Valdegamberi non condivide la posizione del Veneto sul suicidio mediamente assistito

Secondo Stefano Valdegamberi, consigliere regionale veronese del gruppo misto, il suicidio medicalmente assistito è di competenza statale. 

«In assenza di una legge i paletti posti dalla Sentenza della Corte Costituzionale n. 242 del 2019 vogliono essere declinati nella prassi sanitaria da una proposta di legge regionale. Mentre la Sentenza della Corte appare molto prudente ed equilibrata l’interpretazione applicativa contenuta in questo testo non lo è altrettanto. Essa apre all’eutanasia farmacologica, persino a domicilio, in modo pericoloso, andando ben oltre le indicazioni dei Giudici Costituzionali».

Valdegamberi ritiene pericoloso lasciare al malato senza speranza la scelta di porre fine alle sue sofferenze mediante il suicidio assistito dal personale sanitario, come il Veneto ha deciso. E sostiene che la scelta più che da una vera autodeterminazione potrebbe essere indotta dallo status psico-fisico del momento. Meglio «attuare fino in fondo le ancora carenti terapie sul dolore e le cure palliative. Le scorciatoie diventano pericolose in una cultura invasa da utilitarismo e efficientismo oltre che dalla necessità di contenere i costi sanitari».

______

** Consegne **
A – Estrai senza alcuna modifica, dal brano su Valdegamberi e il suicidio assistito, il tratto che va da "Valdegamberi non condivide" fino a "di competenza statale.".
B – Scrivi il seguito del brano sulla posizione di Valdegamberi riguardo al suicidio medicalmente assistito, partendo subito dopo la sua ultima frase.

(Dati di analisi strutturata delle pagine)
______

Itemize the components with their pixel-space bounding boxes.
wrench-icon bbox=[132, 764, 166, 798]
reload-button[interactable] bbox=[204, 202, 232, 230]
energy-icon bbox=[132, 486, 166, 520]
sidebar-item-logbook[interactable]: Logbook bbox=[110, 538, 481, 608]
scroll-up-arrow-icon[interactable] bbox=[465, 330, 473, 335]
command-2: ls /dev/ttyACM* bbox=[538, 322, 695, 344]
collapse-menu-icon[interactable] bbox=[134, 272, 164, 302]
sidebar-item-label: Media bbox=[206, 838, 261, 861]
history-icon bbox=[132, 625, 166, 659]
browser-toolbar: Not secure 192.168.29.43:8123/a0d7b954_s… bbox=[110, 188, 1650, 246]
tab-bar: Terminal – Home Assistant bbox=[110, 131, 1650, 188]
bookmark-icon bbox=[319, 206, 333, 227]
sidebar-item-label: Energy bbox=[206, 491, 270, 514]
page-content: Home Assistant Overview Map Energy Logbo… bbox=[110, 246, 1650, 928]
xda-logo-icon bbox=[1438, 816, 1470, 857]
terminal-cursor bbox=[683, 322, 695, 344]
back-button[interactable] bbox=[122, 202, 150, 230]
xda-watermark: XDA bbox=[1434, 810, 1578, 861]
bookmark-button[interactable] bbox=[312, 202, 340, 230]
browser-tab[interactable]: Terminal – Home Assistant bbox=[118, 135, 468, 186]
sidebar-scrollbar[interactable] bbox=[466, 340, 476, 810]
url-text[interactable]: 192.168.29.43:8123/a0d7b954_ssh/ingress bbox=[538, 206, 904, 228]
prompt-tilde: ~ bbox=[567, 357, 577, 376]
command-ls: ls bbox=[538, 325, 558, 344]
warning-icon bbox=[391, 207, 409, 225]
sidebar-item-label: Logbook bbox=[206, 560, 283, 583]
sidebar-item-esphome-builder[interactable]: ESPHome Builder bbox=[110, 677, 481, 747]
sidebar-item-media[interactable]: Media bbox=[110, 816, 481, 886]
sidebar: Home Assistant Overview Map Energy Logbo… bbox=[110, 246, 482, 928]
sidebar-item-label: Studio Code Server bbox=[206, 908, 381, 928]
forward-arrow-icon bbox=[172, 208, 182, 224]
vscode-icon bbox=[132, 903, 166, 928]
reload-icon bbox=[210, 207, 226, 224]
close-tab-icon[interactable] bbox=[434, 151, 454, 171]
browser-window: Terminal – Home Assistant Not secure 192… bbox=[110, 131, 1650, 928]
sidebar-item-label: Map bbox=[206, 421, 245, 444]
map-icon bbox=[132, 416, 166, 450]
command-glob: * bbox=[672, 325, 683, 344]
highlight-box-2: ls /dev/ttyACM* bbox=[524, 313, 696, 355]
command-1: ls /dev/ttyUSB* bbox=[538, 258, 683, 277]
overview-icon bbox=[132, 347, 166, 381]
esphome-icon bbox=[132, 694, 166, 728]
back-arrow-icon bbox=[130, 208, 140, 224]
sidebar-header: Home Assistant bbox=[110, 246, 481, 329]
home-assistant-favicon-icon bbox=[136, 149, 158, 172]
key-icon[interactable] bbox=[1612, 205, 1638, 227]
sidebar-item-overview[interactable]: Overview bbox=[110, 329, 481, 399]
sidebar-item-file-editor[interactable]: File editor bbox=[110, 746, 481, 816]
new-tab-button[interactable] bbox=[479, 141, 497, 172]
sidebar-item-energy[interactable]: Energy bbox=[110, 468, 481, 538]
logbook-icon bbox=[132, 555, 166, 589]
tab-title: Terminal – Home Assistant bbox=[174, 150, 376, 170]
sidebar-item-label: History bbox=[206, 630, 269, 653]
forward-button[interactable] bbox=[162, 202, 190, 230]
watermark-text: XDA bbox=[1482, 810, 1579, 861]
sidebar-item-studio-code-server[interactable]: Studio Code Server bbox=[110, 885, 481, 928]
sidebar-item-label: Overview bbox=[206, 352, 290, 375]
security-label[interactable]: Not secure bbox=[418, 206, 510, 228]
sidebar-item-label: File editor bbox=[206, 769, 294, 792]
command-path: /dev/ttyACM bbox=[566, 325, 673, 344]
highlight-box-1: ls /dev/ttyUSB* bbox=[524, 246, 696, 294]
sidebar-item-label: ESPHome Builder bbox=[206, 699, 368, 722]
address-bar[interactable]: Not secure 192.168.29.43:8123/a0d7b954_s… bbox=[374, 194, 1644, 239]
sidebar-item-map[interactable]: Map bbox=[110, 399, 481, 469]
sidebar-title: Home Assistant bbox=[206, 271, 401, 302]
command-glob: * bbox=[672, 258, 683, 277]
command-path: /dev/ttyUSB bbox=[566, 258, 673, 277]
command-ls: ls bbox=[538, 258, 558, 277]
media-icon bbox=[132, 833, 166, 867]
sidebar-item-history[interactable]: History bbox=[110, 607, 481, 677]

______

** Risposte **
A –
Valdegamberi non condivide la posizione del Veneto sul suicidio mediamente assistito

Secondo Stefano Valdegamberi, consigliere regionale veronese del gruppo misto, il suicidio medicalmente assistito è di competenza statale.

B –
Pur essendo contrario all’accanimento terapeutico, Valdegamberi sottolinea che l’autorizzazione al suicidio assistito secondo la sentenza della Consulta può avvenire quando “ la persona affetta da una patologia irreversibile sia tenuta in vita a mezzo di trattamenti di sostegno vitale”. Ciò significherebbe, secondo lui, «che il paziente è mantenuto in vita da “macchinari” per la ventilazione, l’idratazione e l’alimentazione artificiale. Nell’ipotesi del progetto di legge in esame si lascia intendere che non è così.  Si può decidere di essere condotti alla morte anche mentre si sta curando la malattia persino a domicilio. La questione è molto delicata e insidiosa. Per questo motivo depositerò a breve un progetto di legge in regione sullo stesso tema».

Una posizione rispettabile e rispettosa della vita. Ma l’esperienza quotidiana ci dice che le sofferenze possono essere insostenibili e soprattutto non finalizzate alla guarigione anche se il paziente è a casa sua e non è attaccato a nessuna macchina. E chi dà l’autorizzazione valuta se la persona che chiede di porvi fine è libero e cosciente.